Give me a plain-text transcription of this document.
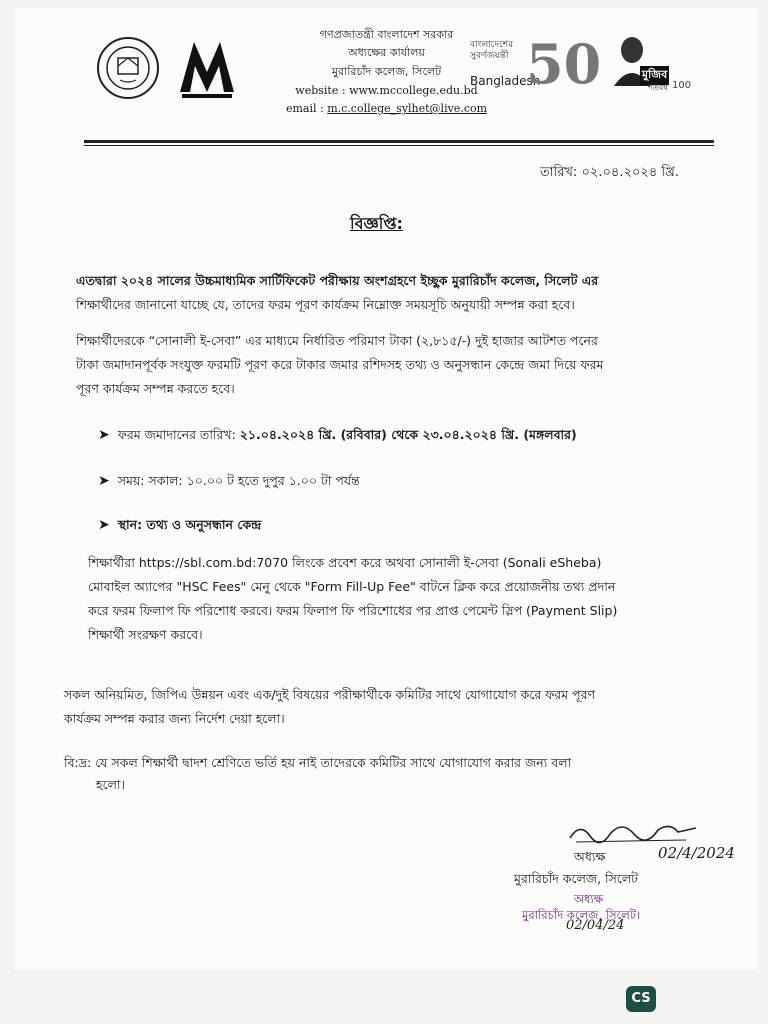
গণপ্রজাতন্ত্রী বাংলাদেশ সরকার
অধ্যক্ষের কার্যালয়
মুরারিচাঁদ কলেজ, সিলেট
website : www.mccollege.edu.bd
email : m.c.college_sylhet@live.com
বাংলাদেশের সুবর্ণজয়ন্তী
Bangladesh
50	মুজিব
শতবর্ষ 100
তারিখ: ০২.০৪.২০২৪ খ্রি.
বিজ্ঞপ্তি:
এতদ্বারা ২০২৪ সালের উচ্চমাধ্যমিক সার্টিফিকেট পরীক্ষায় অংশগ্রহণে ইচ্ছুক মুরারিচাঁদ কলেজ, সিলেট এর
শিক্ষার্থীদের জানানো যাচ্ছে যে, তাদের ফরম পূরণ কার্যক্রম নিম্নোক্ত সময়সূচি অনুযায়ী সম্পন্ন করা হবে।
শিক্ষার্থীদেরকে “সোনালী ই-সেবা” এর মাধ্যমে নির্ধারিত পরিমাণ টাকা (২,৮১৫/-) দুই হাজার আটশত পনের
টাকা জমাদানপূর্বক সংযুক্ত ফরমটি পূরণ করে টাকার জমার রশিদসহ তথ্য ও অনুসন্ধান কেন্দ্রে জমা দিয়ে ফরম
পূরণ কার্যক্রম সম্পন্ন করতে হবে।
➤ ফরম জমাদানের তারিখ: ২১.০৪.২০২৪ খ্রি. (রবিবার) থেকে ২৩.০৪.২০২৪ খ্রি. (মঙ্গলবার)
➤ সময়: সকাল: ১০.০০ ট হতে দুপুর ১.০০ টা পর্যন্ত
➤ স্থান: তথ্য ও অনুসন্ধান কেন্দ্র
শিক্ষার্থীরা https://sbl.com.bd:7070 লিংকে প্রবেশ করে অথবা সোনালী ই-সেবা (Sonali eSheba)
মোবাইল অ্যাপের "HSC Fees" মেনু থেকে "Form Fill-Up Fee" বাটনে ক্লিক করে প্রয়োজনীয় তথ্য প্রদান
করে ফরম ফিলাপ ফি পরিশোধ করবে। ফরম ফিলাপ ফি পরিশোধের পর প্রাপ্ত পেমেন্ট স্লিপ (Payment Slip)
শিক্ষার্থী সংরক্ষণ করবে।
সকল অনিয়মিত, জিপিএ উন্নয়ন এবং এক/দুই বিষয়ের পরীক্ষার্থীকে কমিটির সাথে যোগাযোগ করে ফরম পূরণ
কার্যক্রম সম্পন্ন করার জন্য নির্দেশ দেয়া হলো।
বি:দ্র: যে সকল শিক্ষার্থী দ্বাদশ শ্রেণিতে ভর্তি হয় নাই তাদেরকে কমিটির সাথে যোগাযোগ করার জন্য বলা
হলো।
02/4/2024
অধ্যক্ষ
মুরারিচাঁদ কলেজ, সিলেট
অধ্যক্ষ
মুরারিচাঁদ কলেজ, সিলেট।
02/04/24
CS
◇ ◇ ◇ ◇ ◇
WRITTEN TASK ::
Repeat every record above exactly, but leave out any pictures.

RESPONSE ::
Give me a plain-text transcription of this document.
গণপ্রজাতন্ত্রী বাংলাদেশ সরকার
অধ্যক্ষের কার্যালয়
মুরারিচাঁদ কলেজ, সিলেট
website : www.mccollege.edu.bd
email : m.c.college_sylhet@live.com
বাংলাদেশের সুবর্ণজয়ন্তী
Bangladesh
50	মুজিব
শতবর্ষ 100
তারিখ: ০২.০৪.২০২৪ খ্রি.
বিজ্ঞপ্তি:
এতদ্বারা ২০২৪ সালের উচ্চমাধ্যমিক সার্টিফিকেট পরীক্ষায় অংশগ্রহণে ইচ্ছুক মুরারিচাঁদ কলেজ, সিলেট এর
শিক্ষার্থীদের জানানো যাচ্ছে যে, তাদের ফরম পূরণ কার্যক্রম নিম্নোক্ত সময়সূচি অনুযায়ী সম্পন্ন করা হবে।
শিক্ষার্থীদেরকে “সোনালী ই-সেবা” এর মাধ্যমে নির্ধারিত পরিমাণ টাকা (২,৮১৫/-) দুই হাজার আটশত পনের
টাকা জমাদানপূর্বক সংযুক্ত ফরমটি পূরণ করে টাকার জমার রশিদসহ তথ্য ও অনুসন্ধান কেন্দ্রে জমা দিয়ে ফরম
পূরণ কার্যক্রম সম্পন্ন করতে হবে।
➤ ফরম জমাদানের তারিখ: ২১.০৪.২০২৪ খ্রি. (রবিবার) থেকে ২৩.০৪.২০২৪ খ্রি. (মঙ্গলবার)
➤ সময়: সকাল: ১০.০০ ট হতে দুপুর ১.০০ টা পর্যন্ত
➤ স্থান: তথ্য ও অনুসন্ধান কেন্দ্র
শিক্ষার্থীরা https://sbl.com.bd:7070 লিংকে প্রবেশ করে অথবা সোনালী ই-সেবা (Sonali eSheba)
মোবাইল অ্যাপের "HSC Fees" মেনু থেকে "Form Fill-Up Fee" বাটনে ক্লিক করে প্রয়োজনীয় তথ্য প্রদান
করে ফরম ফিলাপ ফি পরিশোধ করবে। ফরম ফিলাপ ফি পরিশোধের পর প্রাপ্ত পেমেন্ট স্লিপ (Payment Slip)
শিক্ষার্থী সংরক্ষণ করবে।
সকল অনিয়মিত, জিপিএ উন্নয়ন এবং এক/দুই বিষয়ের পরীক্ষার্থীকে কমিটির সাথে যোগাযোগ করে ফরম পূরণ
কার্যক্রম সম্পন্ন করার জন্য নির্দেশ দেয়া হলো।
বি:দ্র: যে সকল শিক্ষার্থী দ্বাদশ শ্রেণিতে ভর্তি হয় নাই তাদেরকে কমিটির সাথে যোগাযোগ করার জন্য বলা
হলো।
02/4/2024
অধ্যক্ষ
মুরারিচাঁদ কলেজ, সিলেট
অধ্যক্ষ
মুরারিচাঁদ কলেজ, সিলেট।
02/04/24
CS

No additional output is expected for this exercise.